# [Try it]
Your task is to return all of the entries below exactly, leaving out each picture.

# [Data in this exercise]

----

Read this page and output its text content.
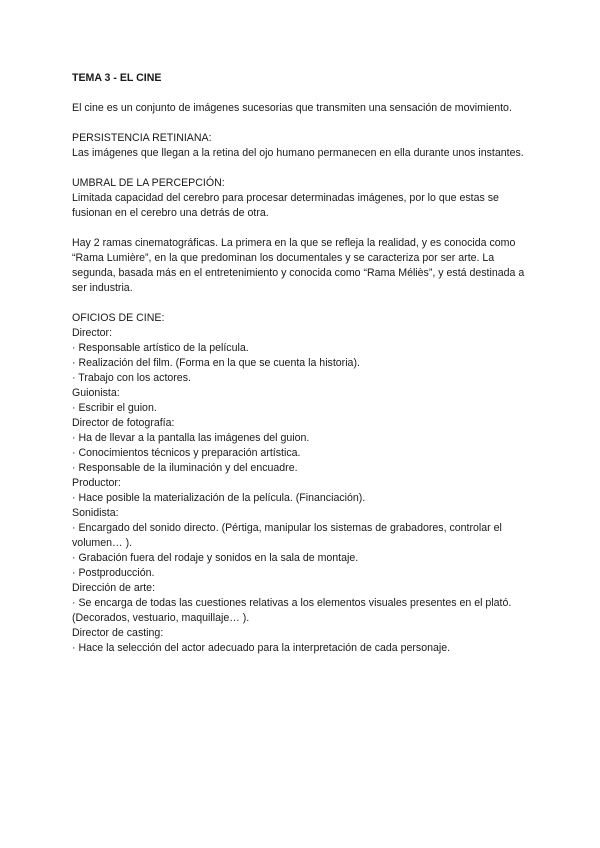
TEMA 3 - EL CINE

El cine es un conjunto de imágenes sucesorias que transmiten una sensación de movimiento.

PERSISTENCIA RETINIANA:

Las imágenes que llegan a la retina del ojo humano permanecen en ella durante unos instantes.

UMBRAL DE LA PERCEPCIÓN:

Limitada capacidad del cerebro para procesar determinadas imágenes, por lo que estas se fusionan en el cerebro una detrás de otra.

Hay 2 ramas cinematográficas. La primera en la que se refleja la realidad, y es conocida como “Rama Lumière”, en la que predominan los documentales y se caracteriza por ser arte. La segunda, basada más en el entretenimiento y conocida como “Rama Méliès”, y está destinada a ser industria.

OFICIOS DE CINE:

Director:

· Responsable artístico de la película.

· Realización del film. (Forma en la que se cuenta la historia).

· Trabajo con los actores.

Guionista:

· Escribir el guion.

Director de fotografía:

· Ha de llevar a la pantalla las imágenes del guion.

· Conocimientos técnicos y preparación artística.

· Responsable de la iluminación y del encuadre.

Productor:

· Hace posible la materialización de la película. (Financiación).

Sonidista:

· Encargado del sonido directo. (Pértiga, manipular los sistemas de grabadores, controlar el volumen… ).

· Grabación fuera del rodaje y sonidos en la sala de montaje.

· Postproducción.

Dirección de arte:

· Se encarga de todas las cuestiones relativas a los elementos visuales presentes en el plató. (Decorados, vestuario, maquillaje… ).

Director de casting:

· Hace la selección del actor adecuado para la interpretación de cada personaje.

----

# [Solved problem]
Read this page and output its text content.
TEMA 3 - EL CINE

El cine es un conjunto de imágenes sucesorias que transmiten una sensación de movimiento.

PERSISTENCIA RETINIANA:

Las imágenes que llegan a la retina del ojo humano permanecen en ella durante unos instantes.

UMBRAL DE LA PERCEPCIÓN:

Limitada capacidad del cerebro para procesar determinadas imágenes, por lo que estas se fusionan en el cerebro una detrás de otra.

Hay 2 ramas cinematográficas. La primera en la que se refleja la realidad, y es conocida como “Rama Lumière”, en la que predominan los documentales y se caracteriza por ser arte. La segunda, basada más en el entretenimiento y conocida como “Rama Méliès”, y está destinada a ser industria.

OFICIOS DE CINE:

Director:

· Responsable artístico de la película.

· Realización del film. (Forma en la que se cuenta la historia).

· Trabajo con los actores.

Guionista:

· Escribir el guion.

Director de fotografía:

· Ha de llevar a la pantalla las imágenes del guion.

· Conocimientos técnicos y preparación artística.

· Responsable de la iluminación y del encuadre.

Productor:

· Hace posible la materialización de la película. (Financiación).

Sonidista:

· Encargado del sonido directo. (Pértiga, manipular los sistemas de grabadores, controlar el volumen… ).

· Grabación fuera del rodaje y sonidos en la sala de montaje.

· Postproducción.

Dirección de arte:

· Se encarga de todas las cuestiones relativas a los elementos visuales presentes en el plató. (Decorados, vestuario, maquillaje… ).

Director de casting:

· Hace la selección del actor adecuado para la interpretación de cada personaje.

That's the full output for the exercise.